• Task goal: Read the data and repeat all of it exactly.

• Data listing:
begin

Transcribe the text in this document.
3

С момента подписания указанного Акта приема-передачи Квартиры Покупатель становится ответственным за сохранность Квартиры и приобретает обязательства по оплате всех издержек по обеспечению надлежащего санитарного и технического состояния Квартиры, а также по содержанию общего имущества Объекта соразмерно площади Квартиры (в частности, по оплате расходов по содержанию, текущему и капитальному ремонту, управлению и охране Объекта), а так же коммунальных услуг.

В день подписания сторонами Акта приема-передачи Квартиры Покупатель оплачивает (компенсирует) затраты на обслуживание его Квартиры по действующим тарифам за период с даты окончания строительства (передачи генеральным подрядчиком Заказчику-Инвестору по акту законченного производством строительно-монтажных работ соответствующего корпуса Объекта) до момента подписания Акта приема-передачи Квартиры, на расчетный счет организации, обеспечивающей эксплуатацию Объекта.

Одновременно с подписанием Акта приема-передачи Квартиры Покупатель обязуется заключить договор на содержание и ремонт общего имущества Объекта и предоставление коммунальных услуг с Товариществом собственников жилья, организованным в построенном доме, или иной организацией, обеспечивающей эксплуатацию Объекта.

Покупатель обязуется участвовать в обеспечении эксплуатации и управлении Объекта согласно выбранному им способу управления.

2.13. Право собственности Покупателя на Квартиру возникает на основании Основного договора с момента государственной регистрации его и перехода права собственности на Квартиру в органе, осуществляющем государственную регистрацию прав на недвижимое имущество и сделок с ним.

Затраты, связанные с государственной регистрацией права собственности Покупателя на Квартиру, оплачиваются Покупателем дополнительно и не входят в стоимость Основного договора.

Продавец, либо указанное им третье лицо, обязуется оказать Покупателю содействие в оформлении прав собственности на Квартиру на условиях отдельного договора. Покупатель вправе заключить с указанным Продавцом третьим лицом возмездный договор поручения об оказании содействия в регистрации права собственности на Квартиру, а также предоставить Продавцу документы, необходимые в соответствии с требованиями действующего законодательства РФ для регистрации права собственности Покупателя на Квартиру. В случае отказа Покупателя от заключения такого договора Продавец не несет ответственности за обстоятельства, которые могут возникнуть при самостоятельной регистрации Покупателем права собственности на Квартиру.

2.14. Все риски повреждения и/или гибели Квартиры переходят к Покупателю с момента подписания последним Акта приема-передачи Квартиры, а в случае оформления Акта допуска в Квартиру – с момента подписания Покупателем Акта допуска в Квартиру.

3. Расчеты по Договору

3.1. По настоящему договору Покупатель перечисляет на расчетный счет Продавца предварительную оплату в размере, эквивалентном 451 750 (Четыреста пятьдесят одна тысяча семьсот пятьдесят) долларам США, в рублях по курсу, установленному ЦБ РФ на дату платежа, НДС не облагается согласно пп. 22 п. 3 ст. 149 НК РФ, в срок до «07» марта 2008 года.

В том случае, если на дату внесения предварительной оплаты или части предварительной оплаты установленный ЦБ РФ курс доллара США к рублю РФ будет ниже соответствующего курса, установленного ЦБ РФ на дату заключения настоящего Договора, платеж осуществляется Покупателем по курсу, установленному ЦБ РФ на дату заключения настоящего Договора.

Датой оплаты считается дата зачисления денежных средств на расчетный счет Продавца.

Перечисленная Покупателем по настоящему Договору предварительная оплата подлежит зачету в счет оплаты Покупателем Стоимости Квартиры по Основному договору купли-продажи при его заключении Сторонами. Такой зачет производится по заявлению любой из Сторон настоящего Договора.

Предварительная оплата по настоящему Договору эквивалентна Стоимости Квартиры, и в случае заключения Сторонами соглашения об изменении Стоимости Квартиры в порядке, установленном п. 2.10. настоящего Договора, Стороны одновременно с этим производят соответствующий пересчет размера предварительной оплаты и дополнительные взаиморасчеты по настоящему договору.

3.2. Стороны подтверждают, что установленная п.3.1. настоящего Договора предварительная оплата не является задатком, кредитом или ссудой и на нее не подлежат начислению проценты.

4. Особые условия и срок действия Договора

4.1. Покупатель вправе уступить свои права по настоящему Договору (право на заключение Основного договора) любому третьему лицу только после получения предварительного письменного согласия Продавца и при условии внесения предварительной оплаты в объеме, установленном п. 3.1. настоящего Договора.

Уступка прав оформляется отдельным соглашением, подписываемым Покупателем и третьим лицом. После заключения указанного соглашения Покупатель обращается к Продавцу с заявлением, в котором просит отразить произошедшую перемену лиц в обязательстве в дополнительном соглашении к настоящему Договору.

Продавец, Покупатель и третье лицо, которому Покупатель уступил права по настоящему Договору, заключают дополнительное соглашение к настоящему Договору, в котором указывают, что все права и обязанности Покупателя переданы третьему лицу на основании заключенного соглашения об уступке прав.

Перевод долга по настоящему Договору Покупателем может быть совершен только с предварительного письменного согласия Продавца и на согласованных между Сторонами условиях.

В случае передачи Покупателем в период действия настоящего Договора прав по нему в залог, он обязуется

end

• Solved problem:
Transcribe the text in this document.
3

С момента подписания указанного Акта приема-передачи Квартиры Покупатель становится ответственным за сохранность Квартиры и приобретает обязательства по оплате всех издержек по обеспечению надлежащего санитарного и технического состояния Квартиры, а также по содержанию общего имущества Объекта соразмерно площади Квартиры (в частности, по оплате расходов по содержанию, текущему и капитальному ремонту, управлению и охране Объекта), а так же коммунальных услуг.

В день подписания сторонами Акта приема-передачи Квартиры Покупатель оплачивает (компенсирует) затраты на обслуживание его Квартиры по действующим тарифам за период с даты окончания строительства (передачи генеральным подрядчиком Заказчику-Инвестору по акту законченного производством строительно-монтажных работ соответствующего корпуса Объекта) до момента подписания Акта приема-передачи Квартиры, на расчетный счет организации, обеспечивающей эксплуатацию Объекта.

Одновременно с подписанием Акта приема-передачи Квартиры Покупатель обязуется заключить договор на содержание и ремонт общего имущества Объекта и предоставление коммунальных услуг с Товариществом собственников жилья, организованным в построенном доме, или иной организацией, обеспечивающей эксплуатацию Объекта.

Покупатель обязуется участвовать в обеспечении эксплуатации и управлении Объекта согласно выбранному им способу управления.

2.13. Право собственности Покупателя на Квартиру возникает на основании Основного договора с момента государственной регистрации его и перехода права собственности на Квартиру в органе, осуществляющем государственную регистрацию прав на недвижимое имущество и сделок с ним.

Затраты, связанные с государственной регистрацией права собственности Покупателя на Квартиру, оплачиваются Покупателем дополнительно и не входят в стоимость Основного договора.

Продавец, либо указанное им третье лицо, обязуется оказать Покупателю содействие в оформлении прав собственности на Квартиру на условиях отдельного договора. Покупатель вправе заключить с указанным Продавцом третьим лицом возмездный договор поручения об оказании содействия в регистрации права собственности на Квартиру, а также предоставить Продавцу документы, необходимые в соответствии с требованиями действующего законодательства РФ для регистрации права собственности Покупателя на Квартиру. В случае отказа Покупателя от заключения такого договора Продавец не несет ответственности за обстоятельства, которые могут возникнуть при самостоятельной регистрации Покупателем права собственности на Квартиру.

2.14. Все риски повреждения и/или гибели Квартиры переходят к Покупателю с момента подписания последним Акта приема-передачи Квартиры, а в случае оформления Акта допуска в Квартиру – с момента подписания Покупателем Акта допуска в Квартиру.

3. Расчеты по Договору

3.1. По настоящему договору Покупатель перечисляет на расчетный счет Продавца предварительную оплату в размере, эквивалентном 451 750 (Четыреста пятьдесят одна тысяча семьсот пятьдесят) долларам США, в рублях по курсу, установленному ЦБ РФ на дату платежа, НДС не облагается согласно пп. 22 п. 3 ст. 149 НК РФ, в срок до «07» марта 2008 года.

В том случае, если на дату внесения предварительной оплаты или части предварительной оплаты установленный ЦБ РФ курс доллара США к рублю РФ будет ниже соответствующего курса, установленного ЦБ РФ на дату заключения настоящего Договора, платеж осуществляется Покупателем по курсу, установленному ЦБ РФ на дату заключения настоящего Договора.

Датой оплаты считается дата зачисления денежных средств на расчетный счет Продавца.

Перечисленная Покупателем по настоящему Договору предварительная оплата подлежит зачету в счет оплаты Покупателем Стоимости Квартиры по Основному договору купли-продажи при его заключении Сторонами. Такой зачет производится по заявлению любой из Сторон настоящего Договора.

Предварительная оплата по настоящему Договору эквивалентна Стоимости Квартиры, и в случае заключения Сторонами соглашения об изменении Стоимости Квартиры в порядке, установленном п. 2.10. настоящего Договора, Стороны одновременно с этим производят соответствующий пересчет размера предварительной оплаты и дополнительные взаиморасчеты по настоящему договору.

3.2. Стороны подтверждают, что установленная п.3.1. настоящего Договора предварительная оплата не является задатком, кредитом или ссудой и на нее не подлежат начислению проценты.

4. Особые условия и срок действия Договора

4.1. Покупатель вправе уступить свои права по настоящему Договору (право на заключение Основного договора) любому третьему лицу только после получения предварительного письменного согласия Продавца и при условии внесения предварительной оплаты в объеме, установленном п. 3.1. настоящего Договора.

Уступка прав оформляется отдельным соглашением, подписываемым Покупателем и третьим лицом. После заключения указанного соглашения Покупатель обращается к Продавцу с заявлением, в котором просит отразить произошедшую перемену лиц в обязательстве в дополнительном соглашении к настоящему Договору.

Продавец, Покупатель и третье лицо, которому Покупатель уступил права по настоящему Договору, заключают дополнительное соглашение к настоящему Договору, в котором указывают, что все права и обязанности Покупателя переданы третьему лицу на основании заключенного соглашения об уступке прав.

Перевод долга по настоящему Договору Покупателем может быть совершен только с предварительного письменного согласия Продавца и на согласованных между Сторонами условиях.

В случае передачи Покупателем в период действия настоящего Договора прав по нему в залог, он обязуется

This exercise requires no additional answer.